» **Task objective**: Copy the listing below with every "y-tick-label" changed to "y-axis-label" and nothing else altered. Leave out the pictures.

» **Supplied information**:
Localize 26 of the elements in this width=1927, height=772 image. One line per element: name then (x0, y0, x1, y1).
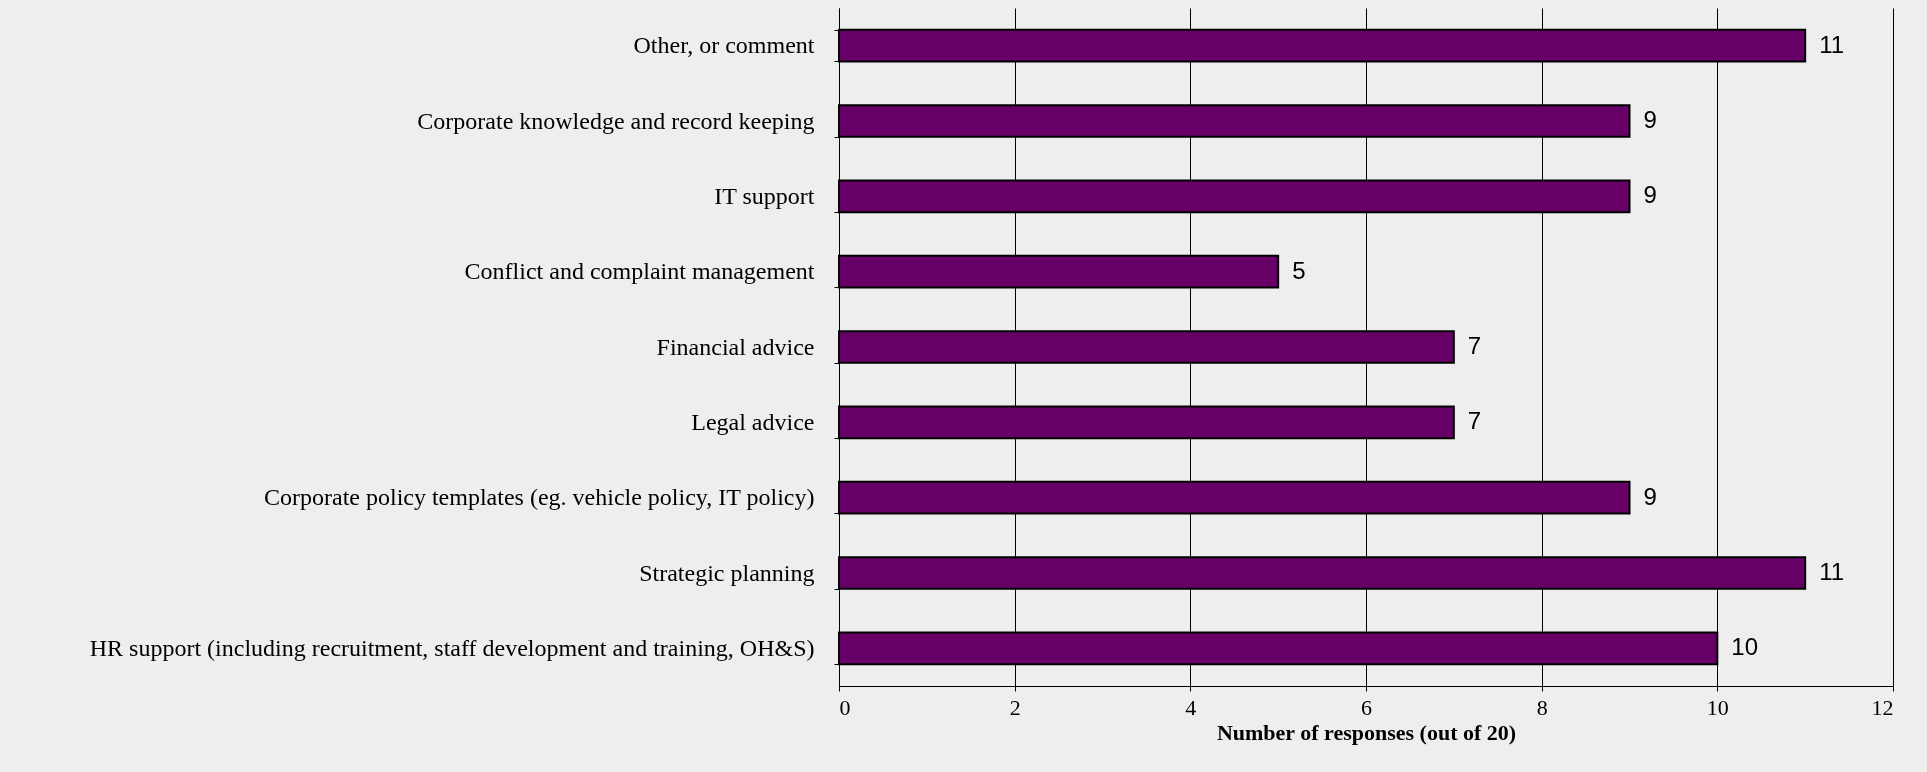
x-tick-label: 8 (1536, 694, 1548, 720)
x-tick-label: 2 (1009, 694, 1021, 720)
data-label: 7 (1467, 332, 1482, 359)
data-label: 11 (1819, 30, 1845, 58)
y-tick-label: Other, or comment (633, 32, 815, 59)
x-tick-label: 12 (1871, 694, 1894, 720)
y-tick-label: Corporate policy templates (eg. vehicle policy, IT policy) (264, 484, 815, 511)
data-label: 10 (1731, 633, 1759, 661)
x-tick-label: 6 (1361, 694, 1372, 720)
data-label: 9 (1643, 181, 1657, 209)
data-label: 11 (1819, 558, 1845, 585)
y-tick-label: Legal advice (691, 408, 815, 435)
x-axis-title: Number of responses (out of 20) (1216, 719, 1517, 745)
y-tick-label: Corporate knowledge and record keeping (417, 107, 815, 134)
y-tick-label: HR support (including recruitment, staff development and training, OH&S) (89, 634, 815, 661)
x-tick-label: 10 (1706, 694, 1729, 720)
x-tick-label: 4 (1185, 694, 1197, 720)
y-tick-label: Conflict and complaint management (464, 258, 815, 285)
y-tick-label: Financial advice (656, 333, 815, 360)
data-label: 9 (1643, 482, 1657, 510)
data-label: 5 (1292, 256, 1306, 284)
y-tick-label: Strategic planning (639, 559, 815, 586)
x-tick-label: 0 (839, 694, 851, 720)
y-tick-label: IT support (714, 182, 815, 209)
data-label: 7 (1467, 407, 1482, 435)
data-label: 9 (1643, 106, 1657, 133)
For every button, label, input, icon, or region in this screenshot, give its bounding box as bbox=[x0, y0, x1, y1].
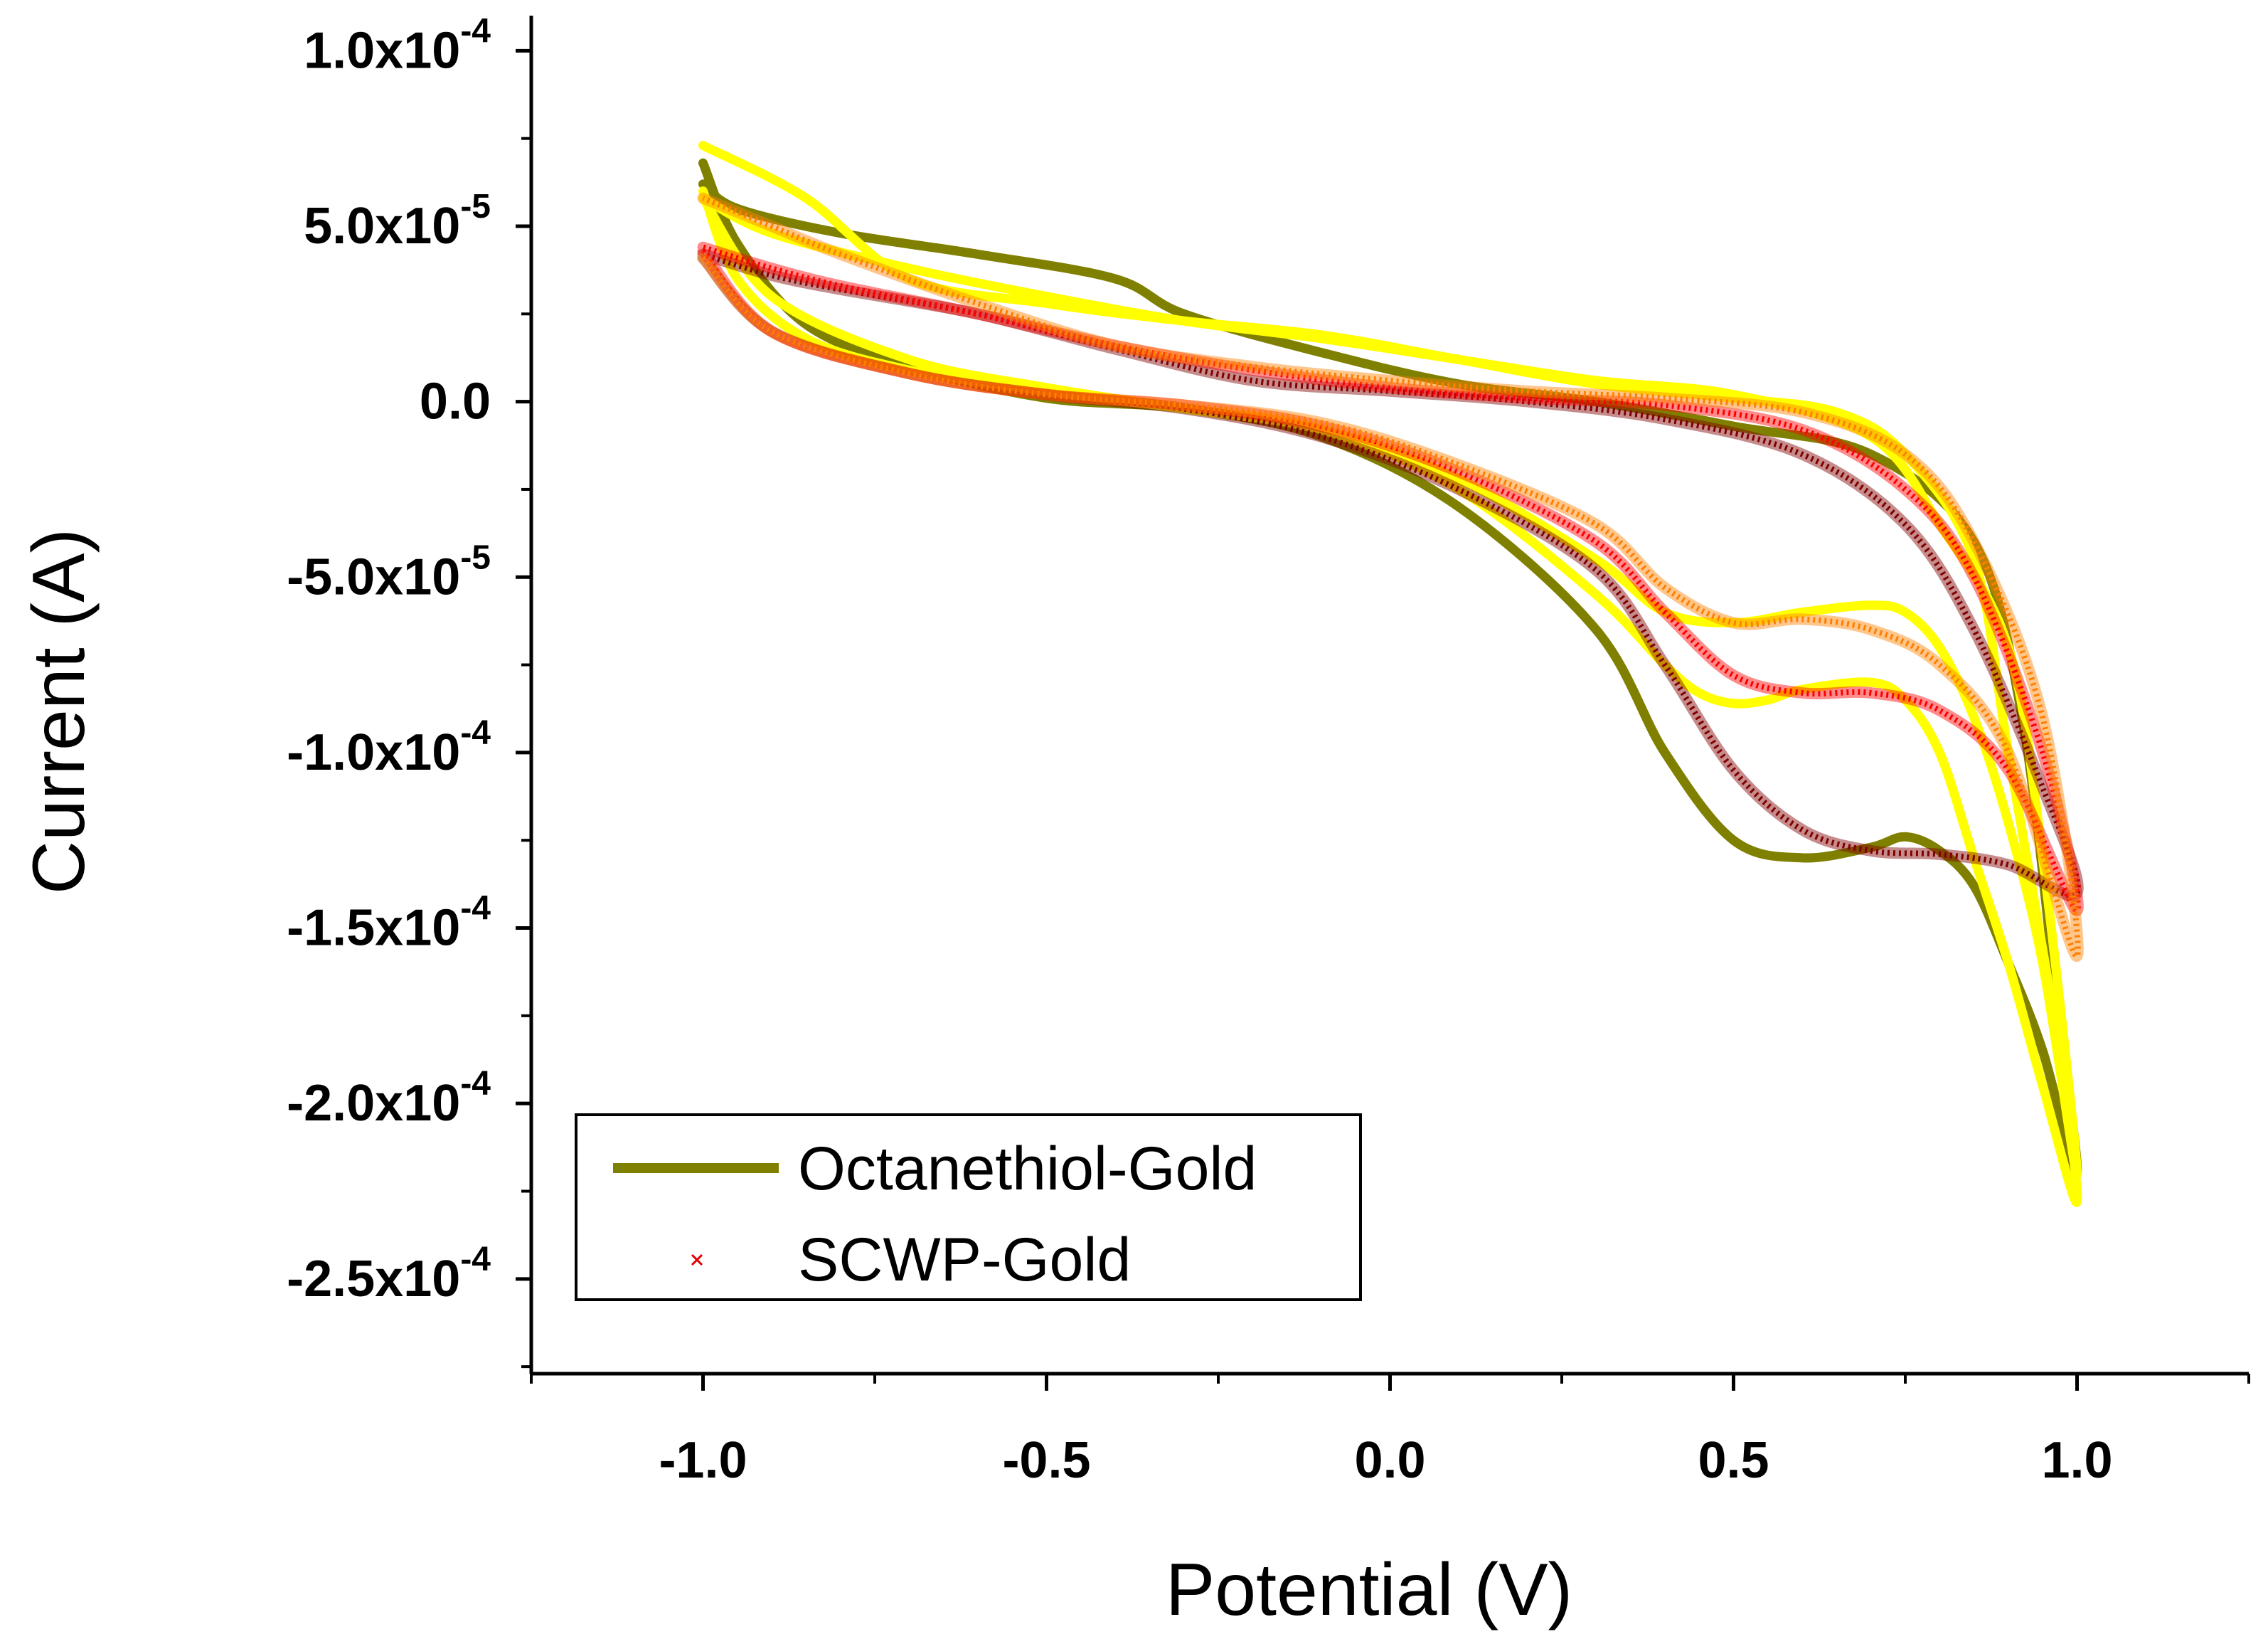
y-tick-label: 5.0x10-5 bbox=[304, 188, 491, 255]
legend-label-octanethiol-gold: Octanethiol-Gold bbox=[798, 1135, 1257, 1203]
series-2 bbox=[698, 193, 2082, 1180]
x-tick-label: 0.0 bbox=[1354, 1432, 1425, 1489]
x-axis-title: Potential (V) bbox=[1166, 1549, 1572, 1631]
legend: Octanethiol-Gold SCWP-Gold bbox=[575, 1113, 1362, 1301]
legend-box bbox=[575, 1113, 1362, 1301]
series-marker-core bbox=[701, 195, 2081, 960]
legend-swatch-cross bbox=[691, 1253, 703, 1266]
x-tick-label: 1.0 bbox=[2041, 1432, 2112, 1489]
plot-area bbox=[697, 141, 2084, 1207]
series-marker-core bbox=[701, 244, 2081, 913]
series-4 bbox=[697, 241, 2084, 916]
series-5 bbox=[697, 192, 2084, 962]
y-axis-title: Current (A) bbox=[18, 529, 100, 894]
x-tick-label: -0.5 bbox=[1002, 1432, 1090, 1489]
x-tick-label: -1.0 bbox=[659, 1432, 747, 1489]
y-tick-label: 1.0x10-4 bbox=[304, 12, 491, 79]
legend-label-scwp-gold: SCWP-Gold bbox=[798, 1226, 1131, 1294]
y-tick-label: -1.0x10-4 bbox=[287, 714, 491, 781]
y-tick-label: -1.5x10-4 bbox=[287, 890, 491, 957]
series-line bbox=[698, 193, 2082, 1180]
y-tick-label: -5.0x10-5 bbox=[287, 539, 491, 605]
y-tick-label: 0.0 bbox=[420, 373, 491, 430]
series-layer bbox=[697, 141, 2084, 1207]
y-tick-label: -2.5x10-4 bbox=[287, 1241, 491, 1308]
x-axis-ticks: -1.0 -0.5 0.0 0.5 1.0 bbox=[530, 1374, 2250, 1489]
x-tick-label: 0.5 bbox=[1698, 1432, 1769, 1489]
y-axis-ticks: 1.0x10-4 5.0x10-5 0.0 -5.0x10-5 -1.0x10-4 -1.… bbox=[287, 12, 531, 1369]
y-tick-label: -2.0x10-4 bbox=[287, 1065, 491, 1132]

» **Complete output**:
Localize 26 of the elements in this width=1927, height=772 image. One line per element: name then (x0, y0, x1, y1).
x-tick-label: 8 (1536, 694, 1548, 720)
x-tick-label: 2 (1009, 694, 1021, 720)
data-label: 7 (1467, 332, 1482, 359)
data-label: 11 (1819, 30, 1845, 58)
y-axis-label: Other, or comment (633, 32, 815, 59)
x-tick-label: 12 (1871, 694, 1894, 720)
y-axis-label: Corporate policy templates (eg. vehicle policy, IT policy) (264, 484, 815, 511)
data-label: 10 (1731, 633, 1759, 661)
x-tick-label: 6 (1361, 694, 1372, 720)
data-label: 9 (1643, 181, 1657, 209)
data-label: 11 (1819, 558, 1845, 585)
y-axis-label: Legal advice (691, 408, 815, 435)
x-axis-title: Number of responses (out of 20) (1216, 719, 1517, 745)
y-axis-label: Corporate knowledge and record keeping (417, 107, 815, 134)
y-axis-label: HR support (including recruitment, staff development and training, OH&S) (89, 634, 815, 661)
x-tick-label: 10 (1706, 694, 1729, 720)
x-tick-label: 4 (1185, 694, 1197, 720)
y-axis-label: Conflict and complaint management (464, 258, 815, 285)
y-axis-label: Financial advice (656, 333, 815, 360)
data-label: 9 (1643, 482, 1657, 510)
data-label: 5 (1292, 256, 1306, 284)
y-axis-label: Strategic planning (639, 559, 815, 586)
x-tick-label: 0 (839, 694, 851, 720)
y-axis-label: IT support (714, 182, 815, 209)
data-label: 7 (1467, 407, 1482, 435)
data-label: 9 (1643, 106, 1657, 133)
For every button, label, input, icon, or region in this screenshot, give its bounding box as bbox=[x0, y0, x1, y1].
y-axis-label: 5.0x10-5 bbox=[304, 188, 491, 255]
legend-label-octanethiol-gold: Octanethiol-Gold bbox=[798, 1135, 1257, 1203]
series-2 bbox=[698, 193, 2082, 1180]
x-tick-label: 0.0 bbox=[1354, 1432, 1425, 1489]
x-axis-title: Potential (V) bbox=[1166, 1549, 1572, 1631]
legend: Octanethiol-Gold SCWP-Gold bbox=[575, 1113, 1362, 1301]
legend-box bbox=[575, 1113, 1362, 1301]
series-marker-core bbox=[701, 195, 2081, 960]
legend-swatch-cross bbox=[691, 1253, 703, 1266]
x-tick-label: 1.0 bbox=[2041, 1432, 2112, 1489]
plot-area bbox=[697, 141, 2084, 1207]
series-marker-core bbox=[701, 244, 2081, 913]
series-4 bbox=[697, 241, 2084, 916]
series-5 bbox=[697, 192, 2084, 962]
y-axis-title: Current (A) bbox=[18, 529, 100, 894]
x-tick-label: -0.5 bbox=[1002, 1432, 1090, 1489]
x-tick-label: -1.0 bbox=[659, 1432, 747, 1489]
y-axis-label: 1.0x10-4 bbox=[304, 12, 491, 79]
legend-label-scwp-gold: SCWP-Gold bbox=[798, 1226, 1131, 1294]
y-axis-label: -1.0x10-4 bbox=[287, 714, 491, 781]
y-axis-label: -1.5x10-4 bbox=[287, 890, 491, 957]
series-line bbox=[698, 193, 2082, 1180]
y-axis-label: -5.0x10-5 bbox=[287, 539, 491, 605]
y-axis-label: 0.0 bbox=[420, 373, 491, 430]
series-layer bbox=[697, 141, 2084, 1207]
y-axis-label: -2.5x10-4 bbox=[287, 1241, 491, 1308]
x-axis-ticks: -1.0 -0.5 0.0 0.5 1.0 bbox=[530, 1374, 2250, 1489]
x-tick-label: 0.5 bbox=[1698, 1432, 1769, 1489]
y-axis-ticks: 1.0x10-4 5.0x10-5 0.0 -5.0x10-5 -1.0x10-4 -1.… bbox=[287, 12, 531, 1369]
y-axis-label: -2.0x10-4 bbox=[287, 1065, 491, 1132]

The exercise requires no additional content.